Task details: Reproduce every line of the material below, but drop the pictures.

## Start

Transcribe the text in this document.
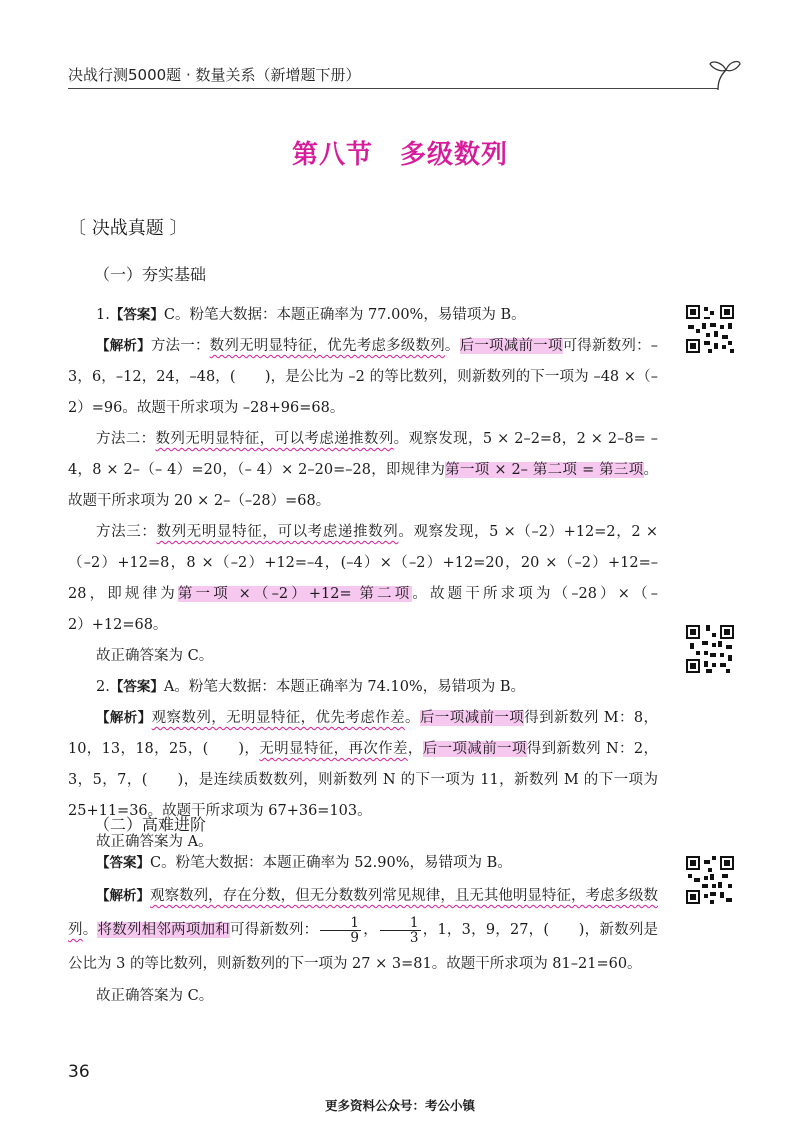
决战行测5000题 · 数量关系（新增题下册）
第八节　多级数列
〔 决战真题 〕
（一）夯实基础

1.【答案】C。粉笔大数据：本题正确率为 77.00%，易错项为 B。

【解析】方法一：数列无明显特征，优先考虑多级数列。后一项减前一项可得新数列：–3，6，–12，24，–48，(　　)，是公比为 –2 的等比数列，则新数列的下一项为 –48 ×（–2）=96。故题干所求项为 –28+96=68。

方法二：数列无明显特征，可以考虑递推数列。观察发现，5 × 2–2=8，2 × 2–8= – 4，8 × 2–（– 4）=20，（– 4）× 2–20=–28，即规律为第一项 × 2– 第二项 = 第三项。故题干所求项为 20 × 2–（–28）=68。

方法三：数列无明显特征，可以考虑递推数列。观察发现，5 ×（–2）+12=2，2 ×（–2）+12=8，8 ×（–2）+12=–4，(–4）×（–2）+12=20，20 ×（–2）+12=–28，即规律为第一项 ×（–2）+12= 第二项。故题干所求项为（–28）×（–2）+12=68。

故正确答案为 C。

2.【答案】A。粉笔大数据：本题正确率为 74.10%，易错项为 B。

【解析】观察数列，无明显特征，优先考虑作差。后一项减前一项得到新数列 M：8，10，13，18，25，(　　)，无明显特征，再次作差，后一项减前一项得到新数列 N：2，3，5，7，(　　)，是连续质数数列，则新数列 N 的下一项为 11，新数列 M 的下一项为 25+11=36。故题干所求项为 67+36=103。

故正确答案为 A。

（二）高难进阶

【答案】C。粉笔大数据：本题正确率为 52.90%，易错项为 B。

【解析】观察数列，存在分数，但无分数数列常见规律，且无其他明显特征，考虑多级数列。将数列相邻两项加和可得新数列： $\frac{1}{9}$ ， $\frac{1}{3}$ ，1，3，9，27，(　　)，新数列是公比为 3 的等比数列，则新数列的下一项为 27 × 3=81。故题干所求项为 81–21=60。

故正确答案为 C。

36
更多资料公众号：考公小镇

## End

Written response:
Transcribe the text in this document.
决战行测5000题 · 数量关系（新增题下册）
第八节　多级数列
〔 决战真题 〕
（一）夯实基础

1.【答案】C。粉笔大数据：本题正确率为 77.00%，易错项为 B。

【解析】方法一：数列无明显特征，优先考虑多级数列。后一项减前一项可得新数列：–3，6，–12，24，–48，(　　)，是公比为 –2 的等比数列，则新数列的下一项为 –48 ×（–2）=96。故题干所求项为 –28+96=68。

方法二：数列无明显特征，可以考虑递推数列。观察发现，5 × 2–2=8，2 × 2–8= – 4，8 × 2–（– 4）=20，（– 4）× 2–20=–28，即规律为第一项 × 2– 第二项 = 第三项。故题干所求项为 20 × 2–（–28）=68。

方法三：数列无明显特征，可以考虑递推数列。观察发现，5 ×（–2）+12=2，2 ×（–2）+12=8，8 ×（–2）+12=–4，(–4）×（–2）+12=20，20 ×（–2）+12=–28，即规律为第一项 ×（–2）+12= 第二项。故题干所求项为（–28）×（–2）+12=68。

故正确答案为 C。

2.【答案】A。粉笔大数据：本题正确率为 74.10%，易错项为 B。

【解析】观察数列，无明显特征，优先考虑作差。后一项减前一项得到新数列 M：8，10，13，18，25，(　　)，无明显特征，再次作差，后一项减前一项得到新数列 N：2，3，5，7，(　　)，是连续质数数列，则新数列 N 的下一项为 11，新数列 M 的下一项为 25+11=36。故题干所求项为 67+36=103。

故正确答案为 A。

（二）高难进阶

【答案】C。粉笔大数据：本题正确率为 52.90%，易错项为 B。

【解析】观察数列，存在分数，但无分数数列常见规律，且无其他明显特征，考虑多级数列。将数列相邻两项加和可得新数列： $\frac{1}{9}$ ， $\frac{1}{3}$ ，1，3，9，27，(　　)，新数列是公比为 3 的等比数列，则新数列的下一项为 27 × 3=81。故题干所求项为 81–21=60。

故正确答案为 C。

36
更多资料公众号：考公小镇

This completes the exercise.